Goal of the exercise: Below are entries. Pull out all lines containing "University".

Dataset rows:
# # # # # # #
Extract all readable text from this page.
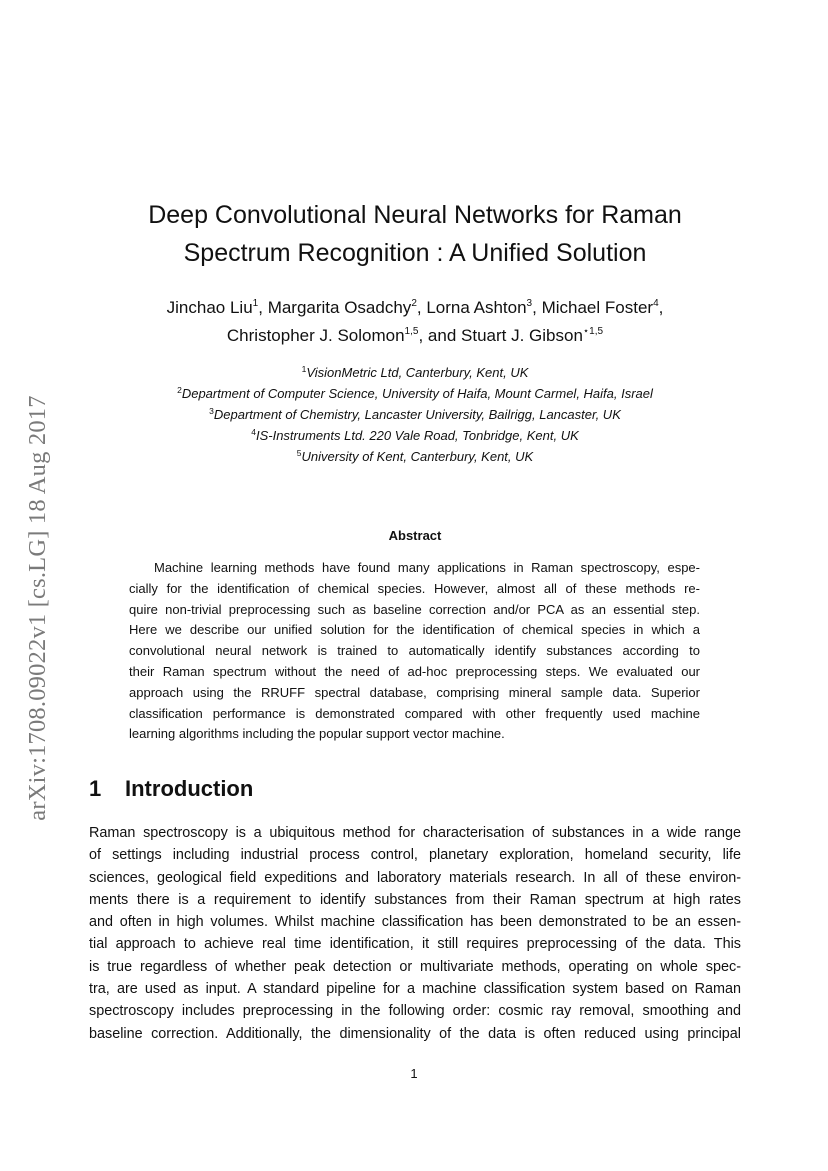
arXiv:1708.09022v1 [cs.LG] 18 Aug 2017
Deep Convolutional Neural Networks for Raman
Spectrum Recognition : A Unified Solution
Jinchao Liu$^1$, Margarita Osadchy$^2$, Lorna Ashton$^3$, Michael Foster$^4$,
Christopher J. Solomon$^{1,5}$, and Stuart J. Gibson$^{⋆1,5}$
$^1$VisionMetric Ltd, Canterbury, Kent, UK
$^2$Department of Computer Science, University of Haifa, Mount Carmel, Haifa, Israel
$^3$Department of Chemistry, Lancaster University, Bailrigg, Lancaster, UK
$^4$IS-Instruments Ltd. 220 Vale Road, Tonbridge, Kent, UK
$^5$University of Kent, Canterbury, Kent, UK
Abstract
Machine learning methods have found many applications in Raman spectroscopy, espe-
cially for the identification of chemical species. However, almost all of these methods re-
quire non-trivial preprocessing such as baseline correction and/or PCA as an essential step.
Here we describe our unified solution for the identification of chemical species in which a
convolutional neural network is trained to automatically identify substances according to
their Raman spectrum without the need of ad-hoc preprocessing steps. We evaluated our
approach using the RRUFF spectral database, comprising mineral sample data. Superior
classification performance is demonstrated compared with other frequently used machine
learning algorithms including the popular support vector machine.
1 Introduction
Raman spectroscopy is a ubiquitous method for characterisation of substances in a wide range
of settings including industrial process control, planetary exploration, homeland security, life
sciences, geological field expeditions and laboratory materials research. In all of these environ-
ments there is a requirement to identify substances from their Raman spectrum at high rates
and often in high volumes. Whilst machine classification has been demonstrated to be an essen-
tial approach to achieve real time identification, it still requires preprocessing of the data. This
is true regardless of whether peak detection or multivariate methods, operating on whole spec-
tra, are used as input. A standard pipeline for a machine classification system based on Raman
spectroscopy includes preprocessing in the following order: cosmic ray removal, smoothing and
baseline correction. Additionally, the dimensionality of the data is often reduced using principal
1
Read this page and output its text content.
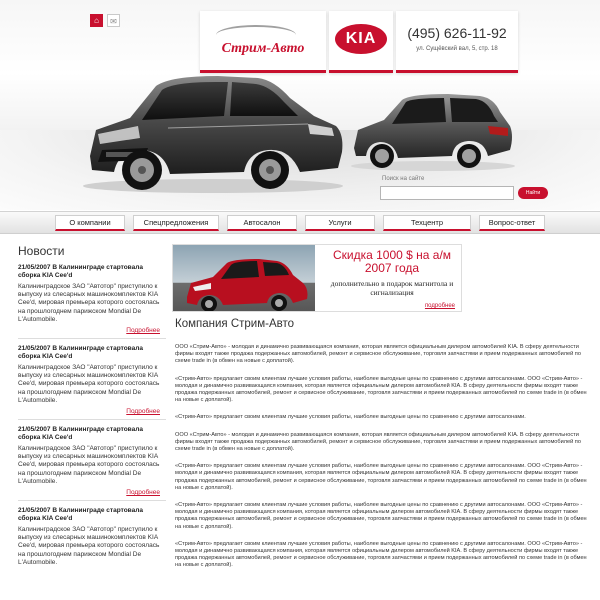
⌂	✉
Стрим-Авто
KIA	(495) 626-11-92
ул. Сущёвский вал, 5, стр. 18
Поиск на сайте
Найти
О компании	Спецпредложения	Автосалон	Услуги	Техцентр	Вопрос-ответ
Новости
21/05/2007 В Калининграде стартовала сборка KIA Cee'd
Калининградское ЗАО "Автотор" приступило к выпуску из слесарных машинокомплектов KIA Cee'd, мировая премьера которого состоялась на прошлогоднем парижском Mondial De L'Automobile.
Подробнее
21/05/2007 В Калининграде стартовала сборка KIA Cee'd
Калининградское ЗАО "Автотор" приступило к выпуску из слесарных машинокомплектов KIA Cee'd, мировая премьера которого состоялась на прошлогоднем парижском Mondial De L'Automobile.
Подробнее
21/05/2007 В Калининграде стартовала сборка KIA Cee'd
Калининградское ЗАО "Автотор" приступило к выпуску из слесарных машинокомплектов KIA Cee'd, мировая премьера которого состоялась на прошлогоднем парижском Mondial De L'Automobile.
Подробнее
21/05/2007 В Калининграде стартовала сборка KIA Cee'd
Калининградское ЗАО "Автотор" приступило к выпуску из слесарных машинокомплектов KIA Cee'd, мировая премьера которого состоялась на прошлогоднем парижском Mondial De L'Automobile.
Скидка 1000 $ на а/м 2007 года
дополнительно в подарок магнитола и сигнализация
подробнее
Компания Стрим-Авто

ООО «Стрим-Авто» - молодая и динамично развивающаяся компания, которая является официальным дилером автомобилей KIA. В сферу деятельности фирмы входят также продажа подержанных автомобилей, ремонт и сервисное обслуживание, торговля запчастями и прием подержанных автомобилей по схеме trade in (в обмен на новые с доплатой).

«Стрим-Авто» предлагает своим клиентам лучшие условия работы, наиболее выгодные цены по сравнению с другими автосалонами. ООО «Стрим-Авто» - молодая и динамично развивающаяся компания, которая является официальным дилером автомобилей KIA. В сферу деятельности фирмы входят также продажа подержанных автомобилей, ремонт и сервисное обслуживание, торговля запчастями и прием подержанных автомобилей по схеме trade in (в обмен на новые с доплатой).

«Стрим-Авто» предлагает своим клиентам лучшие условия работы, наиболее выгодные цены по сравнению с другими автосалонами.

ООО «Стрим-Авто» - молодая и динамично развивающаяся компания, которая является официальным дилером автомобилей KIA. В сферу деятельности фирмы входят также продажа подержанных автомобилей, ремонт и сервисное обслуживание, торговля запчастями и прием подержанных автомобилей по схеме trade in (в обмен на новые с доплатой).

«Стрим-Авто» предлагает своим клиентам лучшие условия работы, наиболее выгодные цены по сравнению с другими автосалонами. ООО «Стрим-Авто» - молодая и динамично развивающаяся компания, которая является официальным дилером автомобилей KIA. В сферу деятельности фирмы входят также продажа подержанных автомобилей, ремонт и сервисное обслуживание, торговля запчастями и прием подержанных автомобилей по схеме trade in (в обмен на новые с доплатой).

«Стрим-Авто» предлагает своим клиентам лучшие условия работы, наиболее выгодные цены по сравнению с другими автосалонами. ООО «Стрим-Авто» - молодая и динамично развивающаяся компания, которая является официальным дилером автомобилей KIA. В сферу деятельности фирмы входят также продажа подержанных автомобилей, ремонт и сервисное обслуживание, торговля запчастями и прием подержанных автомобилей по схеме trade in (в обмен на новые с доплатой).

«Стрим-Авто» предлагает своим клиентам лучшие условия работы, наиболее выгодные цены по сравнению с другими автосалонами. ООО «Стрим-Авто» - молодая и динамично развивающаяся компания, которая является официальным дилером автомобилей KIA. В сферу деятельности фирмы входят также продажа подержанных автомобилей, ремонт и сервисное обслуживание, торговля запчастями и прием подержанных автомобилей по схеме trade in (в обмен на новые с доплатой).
# # # # # # #
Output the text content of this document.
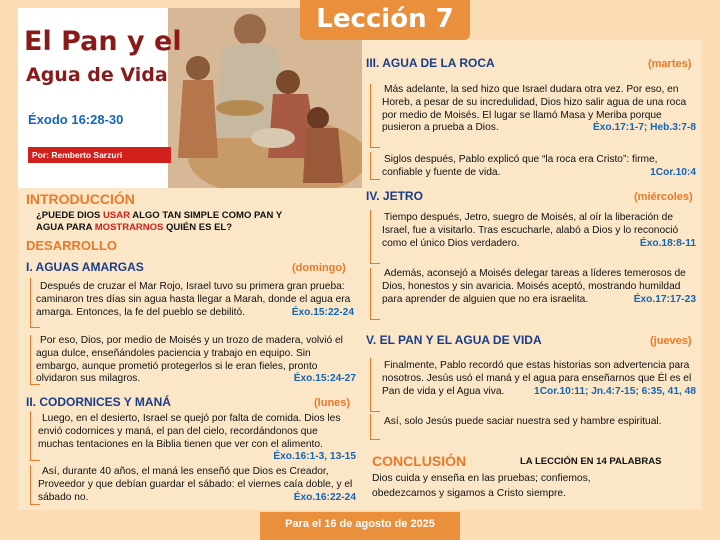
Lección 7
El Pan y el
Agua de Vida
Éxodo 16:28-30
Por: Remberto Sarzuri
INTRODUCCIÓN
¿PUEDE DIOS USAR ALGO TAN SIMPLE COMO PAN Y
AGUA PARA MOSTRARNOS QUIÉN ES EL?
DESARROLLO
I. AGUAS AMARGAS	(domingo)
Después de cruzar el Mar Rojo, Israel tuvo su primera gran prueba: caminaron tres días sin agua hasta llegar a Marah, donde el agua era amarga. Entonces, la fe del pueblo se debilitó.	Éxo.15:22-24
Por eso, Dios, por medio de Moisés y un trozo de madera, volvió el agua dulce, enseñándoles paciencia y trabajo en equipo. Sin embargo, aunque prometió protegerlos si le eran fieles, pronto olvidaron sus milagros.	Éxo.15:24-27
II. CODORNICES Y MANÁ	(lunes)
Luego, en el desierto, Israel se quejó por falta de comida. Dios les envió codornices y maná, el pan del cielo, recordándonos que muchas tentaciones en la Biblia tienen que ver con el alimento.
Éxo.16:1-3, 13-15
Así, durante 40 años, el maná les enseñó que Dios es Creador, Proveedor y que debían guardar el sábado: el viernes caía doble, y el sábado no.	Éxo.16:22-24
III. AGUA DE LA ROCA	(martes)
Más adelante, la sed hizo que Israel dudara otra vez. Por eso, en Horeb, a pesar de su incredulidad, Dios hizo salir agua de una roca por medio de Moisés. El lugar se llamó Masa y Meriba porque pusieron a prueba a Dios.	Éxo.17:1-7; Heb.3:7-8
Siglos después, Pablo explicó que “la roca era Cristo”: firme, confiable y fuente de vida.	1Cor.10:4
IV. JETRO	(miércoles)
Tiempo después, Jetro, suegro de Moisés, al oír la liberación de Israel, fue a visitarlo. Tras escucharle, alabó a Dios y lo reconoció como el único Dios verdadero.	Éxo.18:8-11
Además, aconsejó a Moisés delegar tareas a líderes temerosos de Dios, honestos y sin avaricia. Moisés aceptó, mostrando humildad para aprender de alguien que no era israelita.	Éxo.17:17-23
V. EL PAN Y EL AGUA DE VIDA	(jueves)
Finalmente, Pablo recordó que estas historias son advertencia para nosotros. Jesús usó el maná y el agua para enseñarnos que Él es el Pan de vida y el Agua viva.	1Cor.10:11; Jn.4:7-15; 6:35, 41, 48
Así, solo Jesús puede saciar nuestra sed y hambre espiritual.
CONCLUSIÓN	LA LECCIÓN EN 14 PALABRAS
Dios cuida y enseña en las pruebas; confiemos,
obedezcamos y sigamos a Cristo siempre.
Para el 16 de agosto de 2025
# # # # # # #
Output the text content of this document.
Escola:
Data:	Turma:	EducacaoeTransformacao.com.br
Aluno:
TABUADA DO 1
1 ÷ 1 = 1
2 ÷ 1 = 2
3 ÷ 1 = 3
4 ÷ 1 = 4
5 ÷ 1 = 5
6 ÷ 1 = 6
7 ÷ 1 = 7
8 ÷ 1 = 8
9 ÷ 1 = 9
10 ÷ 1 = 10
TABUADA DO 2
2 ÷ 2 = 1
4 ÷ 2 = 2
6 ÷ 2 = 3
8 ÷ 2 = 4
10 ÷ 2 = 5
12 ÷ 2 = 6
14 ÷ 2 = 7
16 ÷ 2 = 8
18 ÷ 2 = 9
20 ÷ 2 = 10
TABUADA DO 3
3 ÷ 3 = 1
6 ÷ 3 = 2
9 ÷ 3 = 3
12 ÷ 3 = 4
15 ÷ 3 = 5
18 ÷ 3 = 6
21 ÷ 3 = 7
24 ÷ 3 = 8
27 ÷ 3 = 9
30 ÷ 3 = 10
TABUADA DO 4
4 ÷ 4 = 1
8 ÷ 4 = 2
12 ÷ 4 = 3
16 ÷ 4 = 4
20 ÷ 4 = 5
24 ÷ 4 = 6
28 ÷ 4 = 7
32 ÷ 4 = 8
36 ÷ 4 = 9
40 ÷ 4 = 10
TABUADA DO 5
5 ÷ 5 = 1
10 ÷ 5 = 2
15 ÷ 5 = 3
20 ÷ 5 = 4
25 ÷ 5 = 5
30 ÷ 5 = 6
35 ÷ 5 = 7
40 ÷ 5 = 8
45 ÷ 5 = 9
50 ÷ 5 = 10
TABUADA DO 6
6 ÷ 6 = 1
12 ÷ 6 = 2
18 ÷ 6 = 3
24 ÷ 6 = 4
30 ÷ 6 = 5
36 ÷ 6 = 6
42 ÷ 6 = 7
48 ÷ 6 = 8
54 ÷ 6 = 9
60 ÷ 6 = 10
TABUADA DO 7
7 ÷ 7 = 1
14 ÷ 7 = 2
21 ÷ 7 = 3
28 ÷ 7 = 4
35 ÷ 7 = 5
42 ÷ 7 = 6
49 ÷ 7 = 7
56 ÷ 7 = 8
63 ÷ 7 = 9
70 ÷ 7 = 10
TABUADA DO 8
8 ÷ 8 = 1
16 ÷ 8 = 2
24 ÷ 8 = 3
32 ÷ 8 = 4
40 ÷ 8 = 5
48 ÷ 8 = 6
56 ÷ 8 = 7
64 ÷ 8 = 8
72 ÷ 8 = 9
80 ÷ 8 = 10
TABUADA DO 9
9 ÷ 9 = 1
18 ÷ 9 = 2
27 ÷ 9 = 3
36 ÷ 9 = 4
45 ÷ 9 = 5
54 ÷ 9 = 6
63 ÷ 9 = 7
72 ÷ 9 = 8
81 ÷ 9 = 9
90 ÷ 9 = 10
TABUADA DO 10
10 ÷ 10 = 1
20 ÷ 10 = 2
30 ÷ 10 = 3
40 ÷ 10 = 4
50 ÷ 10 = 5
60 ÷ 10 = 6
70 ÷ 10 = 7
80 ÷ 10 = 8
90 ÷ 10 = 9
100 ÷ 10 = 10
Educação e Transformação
# # # # # # #
Response for this exercise:
$^2$Department of Computer Science, University of Haifa, Mount Carmel, Haifa, Israel
$^3$Department of Chemistry, Lancaster University, Bailrigg, Lancaster, UK
$^5$University of Kent, Canterbury, Kent, UK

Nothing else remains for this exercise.